→ Exercise task
All entries are to be quoted exactly; the images stay out of the copy.

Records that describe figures
----------

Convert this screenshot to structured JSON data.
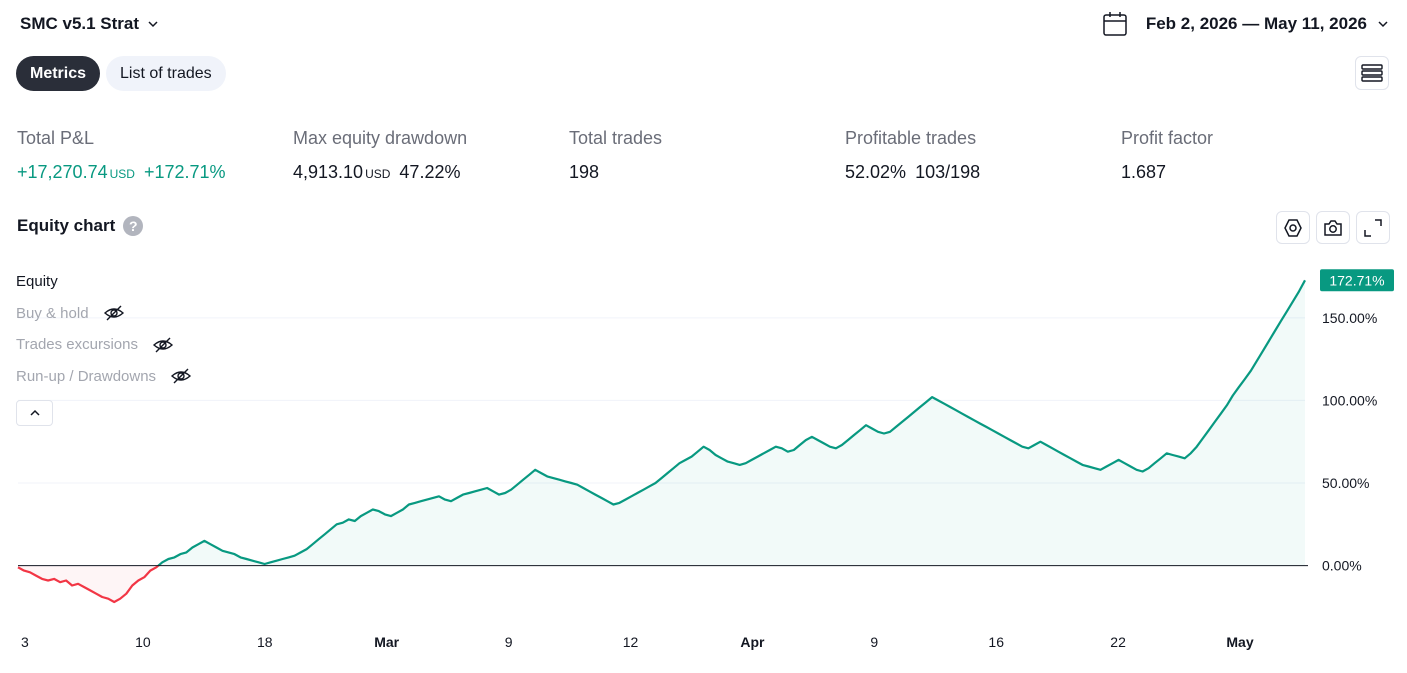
{
  "header": {
    "strategy_name": "SMC v5.1 Strat",
    "date_range": "Feb 2, 2026 — May 11, 2026"
  },
  "tabs": [
    {
      "label": "Metrics",
      "active": true
    },
    {
      "label": "List of trades",
      "active": false
    }
  ],
  "metrics": {
    "total_pnl": {
      "label": "Total P&L",
      "value": "+17,270.74",
      "unit": "USD",
      "percent": "+172.71%"
    },
    "max_drawdown": {
      "label": "Max equity drawdown",
      "value": "4,913.10",
      "unit": "USD",
      "percent": "47.22%"
    },
    "total_trades": {
      "label": "Total trades",
      "value": "198"
    },
    "profitable_trades": {
      "label": "Profitable trades",
      "percent": "52.02%",
      "ratio": "103/198"
    },
    "profit_factor": {
      "label": "Profit factor",
      "value": "1.687"
    }
  },
  "equity_chart": {
    "title": "Equity chart",
    "help_icon": "?",
    "legend": [
      {
        "label": "Equity",
        "visible": true
      },
      {
        "label": "Buy & hold",
        "visible": false
      },
      {
        "label": "Trades excursions",
        "visible": false
      },
      {
        "label": "Run-up / Drawdowns",
        "visible": false
      }
    ]
  },
  "colors": {
    "positive": "#089981",
    "negative": "#f23645",
    "accent_dark": "#2a2e39"
  },
  "chart_data": {
    "type": "area",
    "series": [
      {
        "name": "Equity",
        "values": [
          -1,
          -3,
          -4,
          -6,
          -8,
          -9,
          -8,
          -10,
          -9,
          -12,
          -11,
          -13,
          -15,
          -17,
          -19,
          -20,
          -22,
          -20,
          -17,
          -12,
          -9,
          -7,
          -3,
          -1,
          2,
          4,
          5,
          7,
          8,
          11,
          13,
          15,
          13,
          11,
          9,
          8,
          7,
          5,
          4,
          3,
          2,
          1,
          2,
          3,
          4,
          5,
          6,
          8,
          10,
          13,
          16,
          19,
          22,
          25,
          26,
          28,
          27,
          30,
          32,
          34,
          33,
          31,
          30,
          32,
          34,
          37,
          38,
          39,
          40,
          41,
          42,
          40,
          39,
          41,
          43,
          44,
          45,
          46,
          47,
          45,
          43,
          44,
          46,
          49,
          52,
          55,
          58,
          56,
          54,
          53,
          52,
          51,
          50,
          49,
          47,
          45,
          43,
          41,
          39,
          37,
          38,
          40,
          42,
          44,
          46,
          48,
          50,
          53,
          56,
          59,
          62,
          64,
          66,
          69,
          72,
          70,
          67,
          65,
          63,
          62,
          61,
          62,
          64,
          66,
          68,
          70,
          72,
          71,
          69,
          70,
          73,
          76,
          78,
          76,
          74,
          72,
          71,
          73,
          76,
          79,
          82,
          85,
          83,
          81,
          80,
          81,
          84,
          87,
          90,
          93,
          96,
          99,
          102,
          100,
          98,
          96,
          94,
          92,
          90,
          88,
          86,
          84,
          82,
          80,
          78,
          76,
          74,
          72,
          71,
          73,
          75,
          73,
          71,
          69,
          67,
          65,
          63,
          61,
          60,
          59,
          58,
          60,
          62,
          64,
          62,
          60,
          58,
          57,
          59,
          62,
          65,
          68,
          67,
          66,
          65,
          68,
          72,
          77,
          82,
          87,
          92,
          97,
          103,
          108,
          113,
          118,
          124,
          130,
          136,
          142,
          148,
          154,
          160,
          166,
          172.71
        ]
      }
    ],
    "x_tick_labels": [
      "3",
      "10",
      "18",
      "Mar",
      "9",
      "12",
      "Apr",
      "9",
      "16",
      "22",
      "May"
    ],
    "y_tick_labels": [
      "150.00%",
      "100.00%",
      "50.00%",
      "0.00%"
    ],
    "ylim": [
      -45,
      185
    ],
    "last_value_label": "172.71%",
    "grid": true
  }
}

----------

→ Exercise output
Convert this screenshot to structured JSON data.
{
  "header": {
    "strategy_name": "SMC v5.1 Strat",
    "date_range": "Feb 2, 2026 — May 11, 2026"
  },
  "tabs": [
    {
      "label": "Metrics",
      "active": true
    },
    {
      "label": "List of trades",
      "active": false
    }
  ],
  "metrics": {
    "total_pnl": {
      "label": "Total P&L",
      "value": "+17,270.74",
      "unit": "USD",
      "percent": "+172.71%"
    },
    "max_drawdown": {
      "label": "Max equity drawdown",
      "value": "4,913.10",
      "unit": "USD",
      "percent": "47.22%"
    },
    "total_trades": {
      "label": "Total trades",
      "value": "198"
    },
    "profitable_trades": {
      "label": "Profitable trades",
      "percent": "52.02%",
      "ratio": "103/198"
    },
    "profit_factor": {
      "label": "Profit factor",
      "value": "1.687"
    }
  },
  "equity_chart": {
    "title": "Equity chart",
    "help_icon": "?",
    "legend": [
      {
        "label": "Equity",
        "visible": true
      },
      {
        "label": "Buy & hold",
        "visible": false
      },
      {
        "label": "Trades excursions",
        "visible": false
      },
      {
        "label": "Run-up / Drawdowns",
        "visible": false
      }
    ]
  },
  "colors": {
    "positive": "#089981",
    "negative": "#f23645",
    "accent_dark": "#2a2e39"
  },
  "chart_data": {
    "type": "area",
    "series": [
      {
        "name": "Equity",
        "values": [
          -1,
          -3,
          -4,
          -6,
          -8,
          -9,
          -8,
          -10,
          -9,
          -12,
          -11,
          -13,
          -15,
          -17,
          -19,
          -20,
          -22,
          -20,
          -17,
          -12,
          -9,
          -7,
          -3,
          -1,
          2,
          4,
          5,
          7,
          8,
          11,
          13,
          15,
          13,
          11,
          9,
          8,
          7,
          5,
          4,
          3,
          2,
          1,
          2,
          3,
          4,
          5,
          6,
          8,
          10,
          13,
          16,
          19,
          22,
          25,
          26,
          28,
          27,
          30,
          32,
          34,
          33,
          31,
          30,
          32,
          34,
          37,
          38,
          39,
          40,
          41,
          42,
          40,
          39,
          41,
          43,
          44,
          45,
          46,
          47,
          45,
          43,
          44,
          46,
          49,
          52,
          55,
          58,
          56,
          54,
          53,
          52,
          51,
          50,
          49,
          47,
          45,
          43,
          41,
          39,
          37,
          38,
          40,
          42,
          44,
          46,
          48,
          50,
          53,
          56,
          59,
          62,
          64,
          66,
          69,
          72,
          70,
          67,
          65,
          63,
          62,
          61,
          62,
          64,
          66,
          68,
          70,
          72,
          71,
          69,
          70,
          73,
          76,
          78,
          76,
          74,
          72,
          71,
          73,
          76,
          79,
          82,
          85,
          83,
          81,
          80,
          81,
          84,
          87,
          90,
          93,
          96,
          99,
          102,
          100,
          98,
          96,
          94,
          92,
          90,
          88,
          86,
          84,
          82,
          80,
          78,
          76,
          74,
          72,
          71,
          73,
          75,
          73,
          71,
          69,
          67,
          65,
          63,
          61,
          60,
          59,
          58,
          60,
          62,
          64,
          62,
          60,
          58,
          57,
          59,
          62,
          65,
          68,
          67,
          66,
          65,
          68,
          72,
          77,
          82,
          87,
          92,
          97,
          103,
          108,
          113,
          118,
          124,
          130,
          136,
          142,
          148,
          154,
          160,
          166,
          172.71
        ]
      }
    ],
    "x_tick_labels": [
      "3",
      "10",
      "18",
      "Mar",
      "9",
      "12",
      "Apr",
      "9",
      "16",
      "22",
      "May"
    ],
    "y_tick_labels": [
      "150.00%",
      "100.00%",
      "50.00%",
      "0.00%"
    ],
    "ylim": [
      -45,
      185
    ],
    "last_value_label": "172.71%",
    "grid": true
  }
}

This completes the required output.